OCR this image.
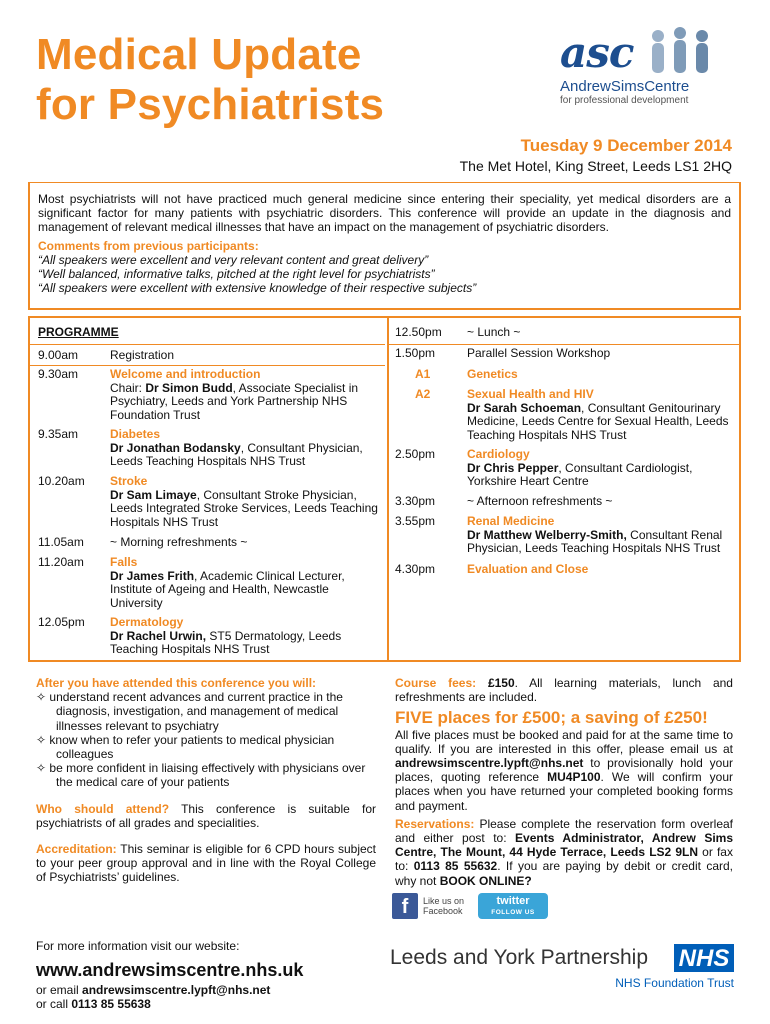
Medical Update
for Psychiatrists
asc
AndrewSimsCentre
for professional development
Tuesday 9 December 2014
The Met Hotel, King Street, Leeds LS1 2HQ

Most psychiatrists will not have practiced much general medicine since entering their speciality, yet medical disorders are a significant factor for many patients with psychiatric disorders. This conference will provide an update in the diagnosis and management of relevant medical illnesses that have an impact on the management of psychiatric disorders.

Comments from previous participants:
“All speakers were excellent and very relevant content and great delivery”
“Well balanced, informative talks, pitched at the right level for psychiatrists”
“All speakers were excellent with extensive knowledge of their respective subjects”
PROGRAMME
9.00am	Registration
9.30am	Welcome and introduction
Chair: Dr Simon Budd, Associate Specialist in Psychiatry, Leeds and York Partnership NHS Foundation Trust
9.35am	Diabetes
Dr Jonathan Bodansky, Consultant Physician, Leeds Teaching Hospitals NHS Trust
10.20am Stroke
Dr Sam Limaye, Consultant Stroke Physician, Leeds Integrated Stroke Services, Leeds Teaching Hospitals NHS Trust
11.05am ~ Morning refreshments ~
11.20am Falls
Dr James Frith, Academic Clinical Lecturer, Institute of Ageing and Health, Newcastle University
12.05pm Dermatology
Dr Rachel Urwin, ST5 Dermatology, Leeds Teaching Hospitals NHS Trust
12.50pm ~ Lunch ~
1.50pm	Parallel Session Workshop
A1	Genetics
A2	Sexual Health and HIV
Dr Sarah Schoeman, Consultant Genitourinary Medicine, Leeds Centre for Sexual Health, Leeds Teaching Hospitals NHS Trust
2.50pm	Cardiology
Dr Chris Pepper, Consultant Cardiologist, Yorkshire Heart Centre
3.30pm	~ Afternoon refreshments ~
3.55pm	Renal Medicine
Dr Matthew Welberry-Smith, Consultant Renal Physician, Leeds Teaching Hospitals NHS Trust
4.30pm	Evaluation and Close
After you have attended this conference you will:
✧ understand recent advances and current practice in the diagnosis, investigation, and management of medical illnesses relevant to psychiatry
✧ know when to refer your patients to medical physician colleagues
✧ be more confident in liaising effectively with physicians over the medical care of your patients

Who should attend? This conference is suitable for psychiatrists of all grades and specialities.

Accreditation: This seminar is eligible for 6 CPD hours subject to your peer group approval and in line with the Royal College of Psychiatrists’ guidelines.

Course fees: £150. All learning materials, lunch and refreshments are included.

FIVE places for £500; a saving of £250!

All five places must be booked and paid for at the same time to qualify. If you are interested in this offer, please email us at andrewsimscentre.lypft@nhs.net to provisionally hold your places, quoting reference MU4P100. We will confirm your places when you have returned your completed booking forms and payment.

Reservations: Please complete the reservation form overleaf and either post to: Events Administrator, Andrew Sims Centre, The Mount, 44 Hyde Terrace, Leeds LS2 9LN or fax to: 0113 85 55632. If you are paying by debit or credit card, why not BOOK ONLINE?

f	Like us on
Facebook
twitter
FOLLOW US
For more information visit our website:
www.andrewsimscentre.nhs.uk
or email andrewsimscentre.lypft@nhs.net
or call 0113 85 55638
Leeds and York Partnership NHS
NHS Foundation Trust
-.-.-
§ About this exercise
Gather up every line in the data above that contains the word "have", copying each one.

§ Solution to this problem
Most psychiatrists will not have practiced much general medicine since entering their speciality, yet medical disorders are a significant factor for many patients with psychiatric disorders. This conference will provide an update in the diagnosis and management of relevant medical illnesses that have an impact on the management of psychiatric disorders.
After you have attended this conference you will:
All five places must be booked and paid for at the same time to qualify. If you are interested in this offer, please email us at andrewsimscentre.lypft@nhs.net to provisionally hold your places, quoting reference MU4P100. We will confirm your places when you have returned your completed booking forms and payment.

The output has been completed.